(Dataset listings of figures)
==================================================
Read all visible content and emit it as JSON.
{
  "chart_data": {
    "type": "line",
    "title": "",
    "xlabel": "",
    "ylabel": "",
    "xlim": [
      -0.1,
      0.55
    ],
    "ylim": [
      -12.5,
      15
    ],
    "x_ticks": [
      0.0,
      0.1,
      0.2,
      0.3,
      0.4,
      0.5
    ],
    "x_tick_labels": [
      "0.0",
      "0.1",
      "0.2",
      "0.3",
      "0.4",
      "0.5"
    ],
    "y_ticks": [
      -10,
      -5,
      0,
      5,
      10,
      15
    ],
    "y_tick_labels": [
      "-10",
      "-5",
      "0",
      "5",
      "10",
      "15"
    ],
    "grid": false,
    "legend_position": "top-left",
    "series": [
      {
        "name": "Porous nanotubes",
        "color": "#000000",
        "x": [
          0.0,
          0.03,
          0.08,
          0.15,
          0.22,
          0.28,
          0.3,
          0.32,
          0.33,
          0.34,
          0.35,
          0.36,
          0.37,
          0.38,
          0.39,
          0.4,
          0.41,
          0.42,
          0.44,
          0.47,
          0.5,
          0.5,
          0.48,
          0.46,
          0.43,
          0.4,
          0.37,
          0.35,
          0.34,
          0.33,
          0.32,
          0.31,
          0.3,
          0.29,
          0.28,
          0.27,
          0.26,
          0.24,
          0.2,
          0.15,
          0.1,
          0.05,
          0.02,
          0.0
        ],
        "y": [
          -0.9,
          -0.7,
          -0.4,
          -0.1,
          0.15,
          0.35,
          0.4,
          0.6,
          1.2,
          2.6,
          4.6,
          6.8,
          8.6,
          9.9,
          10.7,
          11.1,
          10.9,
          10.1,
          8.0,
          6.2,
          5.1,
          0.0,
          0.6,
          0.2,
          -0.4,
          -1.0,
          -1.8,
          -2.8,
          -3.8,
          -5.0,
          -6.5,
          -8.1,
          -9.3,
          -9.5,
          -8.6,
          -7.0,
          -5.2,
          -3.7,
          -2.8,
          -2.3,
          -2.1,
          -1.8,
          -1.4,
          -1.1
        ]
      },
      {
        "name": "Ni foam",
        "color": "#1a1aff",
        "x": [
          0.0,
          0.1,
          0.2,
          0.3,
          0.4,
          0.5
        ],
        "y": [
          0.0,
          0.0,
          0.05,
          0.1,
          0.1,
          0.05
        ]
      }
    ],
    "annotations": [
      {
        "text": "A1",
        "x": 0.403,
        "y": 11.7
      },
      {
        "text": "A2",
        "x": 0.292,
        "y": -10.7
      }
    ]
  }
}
==================================================
*To be done*
Type the material above out again, exactly.

*Final result*
Read all visible content and emit it as JSON.
{
  "chart_data": {
    "type": "line",
    "title": "",
    "xlabel": "",
    "ylabel": "",
    "xlim": [
      -0.1,
      0.55
    ],
    "ylim": [
      -12.5,
      15
    ],
    "x_ticks": [
      0.0,
      0.1,
      0.2,
      0.3,
      0.4,
      0.5
    ],
    "x_tick_labels": [
      "0.0",
      "0.1",
      "0.2",
      "0.3",
      "0.4",
      "0.5"
    ],
    "y_ticks": [
      -10,
      -5,
      0,
      5,
      10,
      15
    ],
    "y_tick_labels": [
      "-10",
      "-5",
      "0",
      "5",
      "10",
      "15"
    ],
    "grid": false,
    "legend_position": "top-left",
    "series": [
      {
        "name": "Porous nanotubes",
        "color": "#000000",
        "x": [
          0.0,
          0.03,
          0.08,
          0.15,
          0.22,
          0.28,
          0.3,
          0.32,
          0.33,
          0.34,
          0.35,
          0.36,
          0.37,
          0.38,
          0.39,
          0.4,
          0.41,
          0.42,
          0.44,
          0.47,
          0.5,
          0.5,
          0.48,
          0.46,
          0.43,
          0.4,
          0.37,
          0.35,
          0.34,
          0.33,
          0.32,
          0.31,
          0.3,
          0.29,
          0.28,
          0.27,
          0.26,
          0.24,
          0.2,
          0.15,
          0.1,
          0.05,
          0.02,
          0.0
        ],
        "y": [
          -0.9,
          -0.7,
          -0.4,
          -0.1,
          0.15,
          0.35,
          0.4,
          0.6,
          1.2,
          2.6,
          4.6,
          6.8,
          8.6,
          9.9,
          10.7,
          11.1,
          10.9,
          10.1,
          8.0,
          6.2,
          5.1,
          0.0,
          0.6,
          0.2,
          -0.4,
          -1.0,
          -1.8,
          -2.8,
          -3.8,
          -5.0,
          -6.5,
          -8.1,
          -9.3,
          -9.5,
          -8.6,
          -7.0,
          -5.2,
          -3.7,
          -2.8,
          -2.3,
          -2.1,
          -1.8,
          -1.4,
          -1.1
        ]
      },
      {
        "name": "Ni foam",
        "color": "#1a1aff",
        "x": [
          0.0,
          0.1,
          0.2,
          0.3,
          0.4,
          0.5
        ],
        "y": [
          0.0,
          0.0,
          0.05,
          0.1,
          0.1,
          0.05
        ]
      }
    ],
    "annotations": [
      {
        "text": "A1",
        "x": 0.403,
        "y": 11.7
      },
      {
        "text": "A2",
        "x": 0.292,
        "y": -10.7
      }
    ]
  }
}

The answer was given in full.